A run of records

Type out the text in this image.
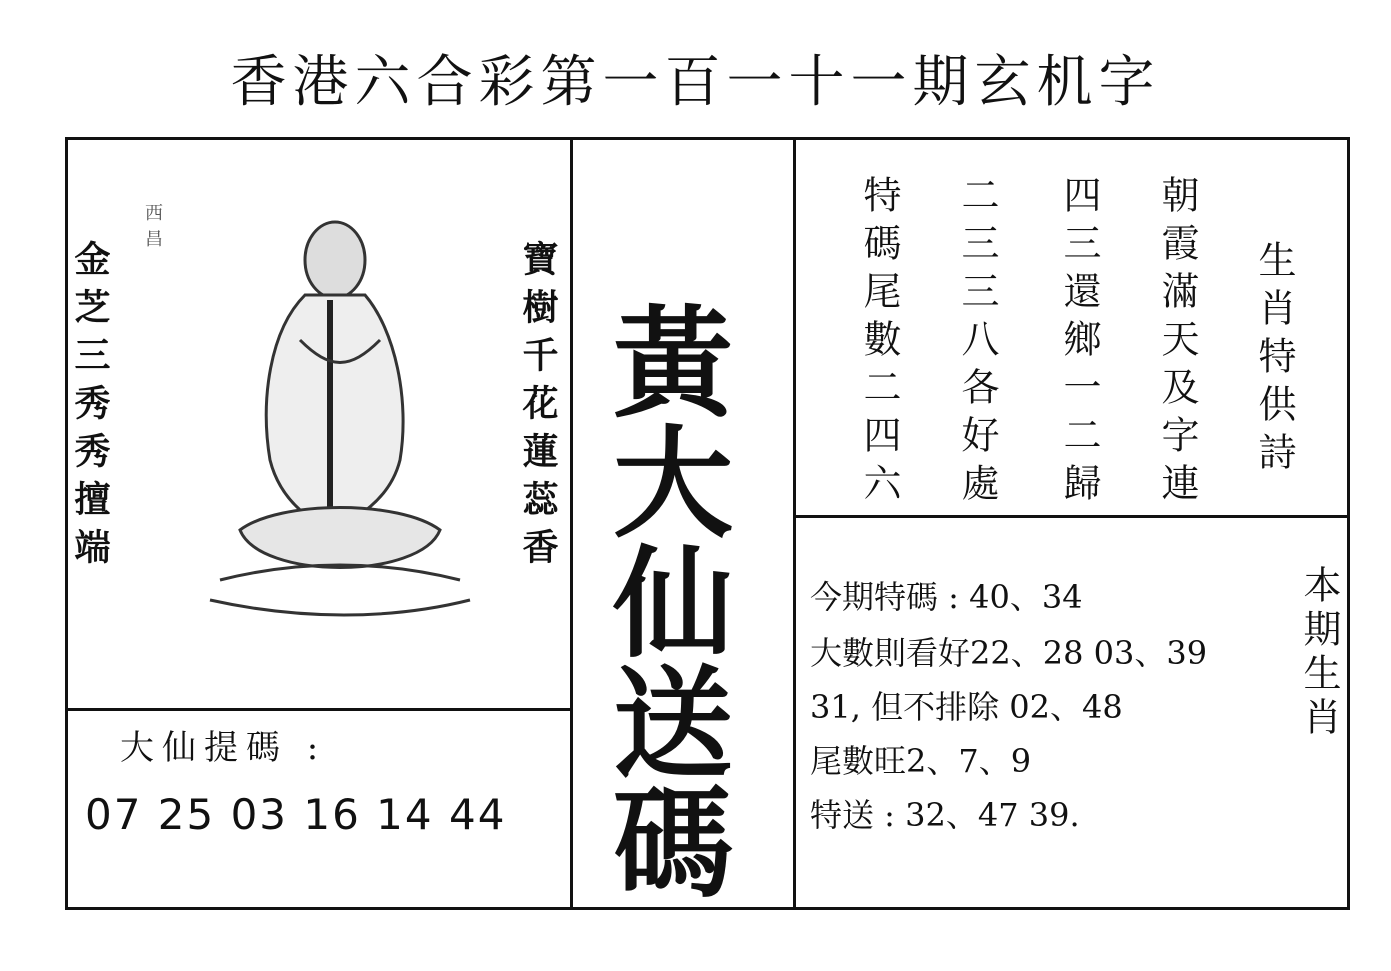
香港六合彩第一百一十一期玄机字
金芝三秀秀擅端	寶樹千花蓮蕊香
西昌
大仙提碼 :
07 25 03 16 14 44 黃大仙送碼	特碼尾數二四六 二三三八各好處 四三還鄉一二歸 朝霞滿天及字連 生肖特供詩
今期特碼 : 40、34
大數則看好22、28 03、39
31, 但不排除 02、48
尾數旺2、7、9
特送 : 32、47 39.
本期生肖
--
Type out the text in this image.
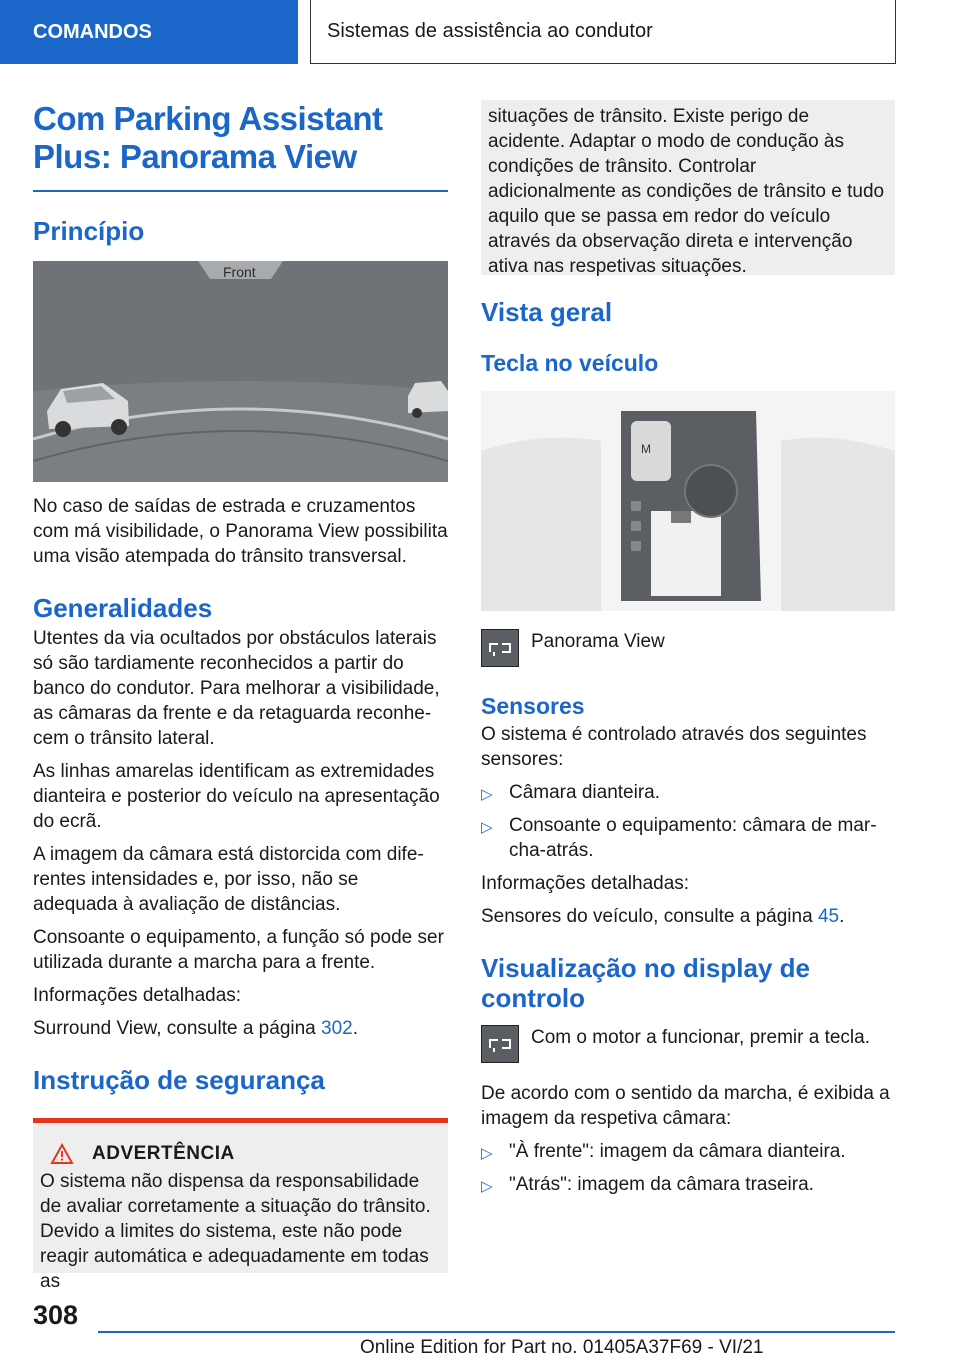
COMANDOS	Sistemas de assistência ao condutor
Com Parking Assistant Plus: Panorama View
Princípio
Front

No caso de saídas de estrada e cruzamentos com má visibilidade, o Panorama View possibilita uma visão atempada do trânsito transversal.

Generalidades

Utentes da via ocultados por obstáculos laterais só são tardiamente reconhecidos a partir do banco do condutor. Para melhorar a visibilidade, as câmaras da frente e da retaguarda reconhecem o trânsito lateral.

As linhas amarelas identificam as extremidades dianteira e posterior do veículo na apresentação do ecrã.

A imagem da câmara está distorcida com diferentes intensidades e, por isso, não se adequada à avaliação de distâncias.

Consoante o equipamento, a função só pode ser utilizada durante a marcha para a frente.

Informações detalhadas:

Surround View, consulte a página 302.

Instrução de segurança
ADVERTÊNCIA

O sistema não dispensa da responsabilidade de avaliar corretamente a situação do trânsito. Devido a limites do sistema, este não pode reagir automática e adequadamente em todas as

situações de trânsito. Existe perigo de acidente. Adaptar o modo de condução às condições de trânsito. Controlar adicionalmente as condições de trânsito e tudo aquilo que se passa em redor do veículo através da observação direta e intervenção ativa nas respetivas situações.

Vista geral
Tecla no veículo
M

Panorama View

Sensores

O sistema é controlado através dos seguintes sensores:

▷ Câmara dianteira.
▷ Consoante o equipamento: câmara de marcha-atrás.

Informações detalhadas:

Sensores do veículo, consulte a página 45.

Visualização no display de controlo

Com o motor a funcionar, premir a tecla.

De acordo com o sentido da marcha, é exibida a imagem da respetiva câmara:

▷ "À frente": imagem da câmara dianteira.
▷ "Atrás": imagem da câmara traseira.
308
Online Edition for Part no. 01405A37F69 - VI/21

:: TO BE DONE ::
Copy out each line of the records where the string "condutor" appears.

:: REPLY TO THE TASK ::
COMANDOS	Sistemas de assistência ao condutor
Utentes da via ocultados por obstáculos laterais só são tardiamente reconhecidos a partir do banco do condutor. Para melhorar a visibilidade, as câmaras da frente e da retaguarda reconhecem o trânsito lateral.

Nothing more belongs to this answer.